Please count the lines below that contain the word "Project", and reply with that number alone.
══ Material supplied
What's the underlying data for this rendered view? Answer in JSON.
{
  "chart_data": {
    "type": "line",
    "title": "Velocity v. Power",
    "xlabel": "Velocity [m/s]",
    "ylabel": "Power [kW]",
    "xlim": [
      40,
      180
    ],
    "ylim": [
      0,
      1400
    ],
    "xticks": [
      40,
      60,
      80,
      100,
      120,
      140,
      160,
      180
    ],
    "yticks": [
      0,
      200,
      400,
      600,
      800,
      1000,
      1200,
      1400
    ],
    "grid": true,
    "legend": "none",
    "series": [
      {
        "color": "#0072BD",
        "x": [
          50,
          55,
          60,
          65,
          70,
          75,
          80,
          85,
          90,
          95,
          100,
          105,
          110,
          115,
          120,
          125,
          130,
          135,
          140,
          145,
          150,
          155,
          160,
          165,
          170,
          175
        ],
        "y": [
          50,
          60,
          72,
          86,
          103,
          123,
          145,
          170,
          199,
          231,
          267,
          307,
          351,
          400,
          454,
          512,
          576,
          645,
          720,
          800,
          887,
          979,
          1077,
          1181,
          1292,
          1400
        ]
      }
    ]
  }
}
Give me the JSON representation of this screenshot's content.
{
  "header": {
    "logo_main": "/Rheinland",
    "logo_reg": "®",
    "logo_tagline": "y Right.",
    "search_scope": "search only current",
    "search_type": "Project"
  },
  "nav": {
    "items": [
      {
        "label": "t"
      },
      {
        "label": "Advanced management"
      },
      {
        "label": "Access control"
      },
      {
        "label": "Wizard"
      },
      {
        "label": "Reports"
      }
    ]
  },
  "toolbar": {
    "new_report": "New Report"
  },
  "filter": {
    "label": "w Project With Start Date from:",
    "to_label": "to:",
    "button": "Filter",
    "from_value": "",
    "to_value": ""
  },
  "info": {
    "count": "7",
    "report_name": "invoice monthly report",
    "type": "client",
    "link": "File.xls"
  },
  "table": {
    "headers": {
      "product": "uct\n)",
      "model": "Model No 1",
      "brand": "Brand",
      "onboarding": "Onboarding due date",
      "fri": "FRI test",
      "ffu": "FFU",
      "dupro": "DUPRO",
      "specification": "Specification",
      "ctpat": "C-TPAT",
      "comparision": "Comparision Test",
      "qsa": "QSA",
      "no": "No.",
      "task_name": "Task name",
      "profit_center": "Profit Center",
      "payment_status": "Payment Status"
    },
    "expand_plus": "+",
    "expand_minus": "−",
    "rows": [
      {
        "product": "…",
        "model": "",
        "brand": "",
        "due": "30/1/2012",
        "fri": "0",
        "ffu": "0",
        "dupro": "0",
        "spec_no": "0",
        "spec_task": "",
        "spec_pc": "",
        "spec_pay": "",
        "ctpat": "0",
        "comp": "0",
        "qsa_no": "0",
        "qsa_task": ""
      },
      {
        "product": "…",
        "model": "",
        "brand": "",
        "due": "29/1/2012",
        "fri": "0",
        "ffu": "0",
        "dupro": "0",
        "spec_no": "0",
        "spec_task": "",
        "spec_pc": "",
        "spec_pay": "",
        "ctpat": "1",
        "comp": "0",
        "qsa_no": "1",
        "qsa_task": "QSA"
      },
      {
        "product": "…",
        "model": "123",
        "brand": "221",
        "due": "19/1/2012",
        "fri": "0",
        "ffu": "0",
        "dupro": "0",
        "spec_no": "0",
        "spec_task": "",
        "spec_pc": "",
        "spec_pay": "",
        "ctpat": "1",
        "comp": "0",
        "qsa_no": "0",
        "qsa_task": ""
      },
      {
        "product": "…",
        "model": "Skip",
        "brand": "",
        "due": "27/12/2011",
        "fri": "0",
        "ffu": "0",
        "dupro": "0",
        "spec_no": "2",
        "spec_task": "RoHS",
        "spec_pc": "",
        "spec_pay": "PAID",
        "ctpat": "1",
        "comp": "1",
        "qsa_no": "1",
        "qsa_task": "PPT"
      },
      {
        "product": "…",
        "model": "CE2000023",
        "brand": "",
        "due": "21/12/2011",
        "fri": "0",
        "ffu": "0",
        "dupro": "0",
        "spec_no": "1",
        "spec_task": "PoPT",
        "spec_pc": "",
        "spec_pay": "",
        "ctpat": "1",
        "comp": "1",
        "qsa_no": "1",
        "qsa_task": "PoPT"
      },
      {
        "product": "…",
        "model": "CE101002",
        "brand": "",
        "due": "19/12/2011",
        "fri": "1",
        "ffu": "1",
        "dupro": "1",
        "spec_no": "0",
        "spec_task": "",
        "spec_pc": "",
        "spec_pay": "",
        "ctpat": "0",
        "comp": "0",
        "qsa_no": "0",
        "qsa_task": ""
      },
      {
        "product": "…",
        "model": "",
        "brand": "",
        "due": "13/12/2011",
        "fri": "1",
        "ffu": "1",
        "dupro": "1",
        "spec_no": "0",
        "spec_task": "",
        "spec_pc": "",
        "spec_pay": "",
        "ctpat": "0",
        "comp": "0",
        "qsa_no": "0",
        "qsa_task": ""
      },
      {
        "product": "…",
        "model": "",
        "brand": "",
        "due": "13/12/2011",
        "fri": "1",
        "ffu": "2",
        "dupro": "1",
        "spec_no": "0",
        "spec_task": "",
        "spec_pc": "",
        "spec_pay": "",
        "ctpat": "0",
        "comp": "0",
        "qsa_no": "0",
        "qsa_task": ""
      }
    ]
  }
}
════
**Exercise response:** 2